**Compiti da svolgere**:
a) Nel brano sul robot per bambini autistici, in quale località si trova il centro dove sono stati sperimentati i robot?
b) Ripeti il brano sul robot per bambini autistici a partire da "I robot sono" fino a "l’università di Salerno." compreso.

**Brano riportato**:
——

Il robot che fa bene agli autistici

Un robot per i bambini autistici. Sono stati presentati due giorni fa a Lecce, i risultati raggiunti con il progetto SARACEN, che ha visto al lavoro tre ingegneri:Dario Cazzato, Francesco Adamo e Giuseppe Palestra, i quali, dopo 26 mesi di studio e collaborazione con i medici provenienti dall’istiuto di fisiologia clinica del CNR e dall’istituto nazionale di ottica di Lecce, hanno realizzato tre tipologie di robot, per favorire e migliorare la qualità della vita dei bambini affetti da autismo. Si tratta di promuovere un approccio graduale e semplificato, con chi soffre di questo disturbo neurologico. Proprio perché l’autistico ha difficoltà a capire gli stimoli che arrivano dall’esterno, come il linguaggio per esempio, il robot semplifica queste informazioni, aiutando e preparando il bambino, a interagire con la mente altrui, che nel caso del robot presenta un linguaggio e un cervello meno complessi di quelli reali. Un primo passo dunque, per preparare man mano il paziente, ad interazioni via via più elaborate, sempre più vicino alla realtà, più complessa e difficoltosa da apprendere per un bimbo autistico. Si parte perciò, da un prototipo molto elementare, che ha ben poco di quello che dovrebbe avere una persona, a un modello di robot sempre più elaborato e somigliante ad un essere umano. Il bambino autistico ha gradualmente la possibilità di avvicinarsi a un “umanoide”, senza avere quelle paure e reazioni che solitamente ha, quando interagisce con un suo coetaneo che esprime concetti difficili, che ha espressioni del volto ed emozioni che possono spaventare il ragazzo autistico.
I robot sono stati sperimentati presso il centro socio educativo riabilitativo per ragazzi autistici, che si trova a Matino, dove sono stati registrati risultati eccellenti come confermato dalla presidnetessa dell’onlus Amici di Nico e responsabile della struttura, Maria Antonietta Bove.
Alla presentazione dei robot avvenuta a Lecce, era presente anche la psicologa del centro Agnese Pisanello e Gian Maria Guazzo, psicologo e psicoterapeuta, docente presso l’università di Salerno.

——

**Materiale elencato**:

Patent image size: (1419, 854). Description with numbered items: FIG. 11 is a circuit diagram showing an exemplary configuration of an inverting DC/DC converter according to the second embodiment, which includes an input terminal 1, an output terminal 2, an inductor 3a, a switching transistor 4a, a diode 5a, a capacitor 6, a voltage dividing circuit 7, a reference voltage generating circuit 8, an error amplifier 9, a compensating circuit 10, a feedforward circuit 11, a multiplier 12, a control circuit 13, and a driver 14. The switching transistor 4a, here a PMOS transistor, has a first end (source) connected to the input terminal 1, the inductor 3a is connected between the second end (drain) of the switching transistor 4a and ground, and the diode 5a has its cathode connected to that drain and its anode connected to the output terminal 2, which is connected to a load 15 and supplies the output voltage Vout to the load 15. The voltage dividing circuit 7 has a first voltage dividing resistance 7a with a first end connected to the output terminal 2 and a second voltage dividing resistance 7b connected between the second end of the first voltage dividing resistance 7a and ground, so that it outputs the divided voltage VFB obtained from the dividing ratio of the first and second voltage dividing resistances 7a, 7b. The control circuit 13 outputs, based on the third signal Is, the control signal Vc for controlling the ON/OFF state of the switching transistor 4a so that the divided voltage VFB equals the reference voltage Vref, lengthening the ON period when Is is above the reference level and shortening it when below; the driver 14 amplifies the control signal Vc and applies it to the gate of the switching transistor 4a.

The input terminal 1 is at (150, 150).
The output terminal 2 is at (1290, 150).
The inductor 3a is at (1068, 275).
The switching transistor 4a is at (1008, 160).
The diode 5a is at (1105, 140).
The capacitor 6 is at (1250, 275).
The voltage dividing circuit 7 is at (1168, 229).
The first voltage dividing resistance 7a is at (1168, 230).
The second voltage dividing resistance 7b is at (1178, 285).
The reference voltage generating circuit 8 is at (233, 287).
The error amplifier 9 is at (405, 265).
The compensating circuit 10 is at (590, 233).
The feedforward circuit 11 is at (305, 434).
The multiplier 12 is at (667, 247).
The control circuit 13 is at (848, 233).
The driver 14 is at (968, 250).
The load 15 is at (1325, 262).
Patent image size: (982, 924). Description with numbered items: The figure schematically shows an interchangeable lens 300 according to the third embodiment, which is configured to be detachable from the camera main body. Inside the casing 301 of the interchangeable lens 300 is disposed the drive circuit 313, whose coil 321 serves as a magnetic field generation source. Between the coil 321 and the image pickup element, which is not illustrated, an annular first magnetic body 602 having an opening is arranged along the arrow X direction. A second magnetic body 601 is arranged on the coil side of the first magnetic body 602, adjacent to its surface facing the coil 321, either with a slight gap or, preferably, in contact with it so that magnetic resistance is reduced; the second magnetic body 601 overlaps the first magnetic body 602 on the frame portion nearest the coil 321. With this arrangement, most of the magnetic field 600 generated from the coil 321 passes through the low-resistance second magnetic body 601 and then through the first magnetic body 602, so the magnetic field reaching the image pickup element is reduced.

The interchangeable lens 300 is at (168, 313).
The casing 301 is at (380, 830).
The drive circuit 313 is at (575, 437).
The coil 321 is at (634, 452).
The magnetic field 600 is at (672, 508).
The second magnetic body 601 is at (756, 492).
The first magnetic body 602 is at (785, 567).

——

**Risposte attese**:
a) A Matino.

b)
I robot sono stati sperimentati presso il centro socio educativo riabilitativo per ragazzi autistici, che si trova a Matino, dove sono stati registrati risultati eccellenti come confermato dalla presidnetessa dell’onlus Amici di Nico e responsabile della struttura, Maria Antonietta Bove.
Alla presentazione dei robot avvenuta a Lecce, era presente anche la psicologa del centro Agnese Pisanello e Gian Maria Guazzo, psicologo e psicoterapeuta, docente presso l’università di Salerno.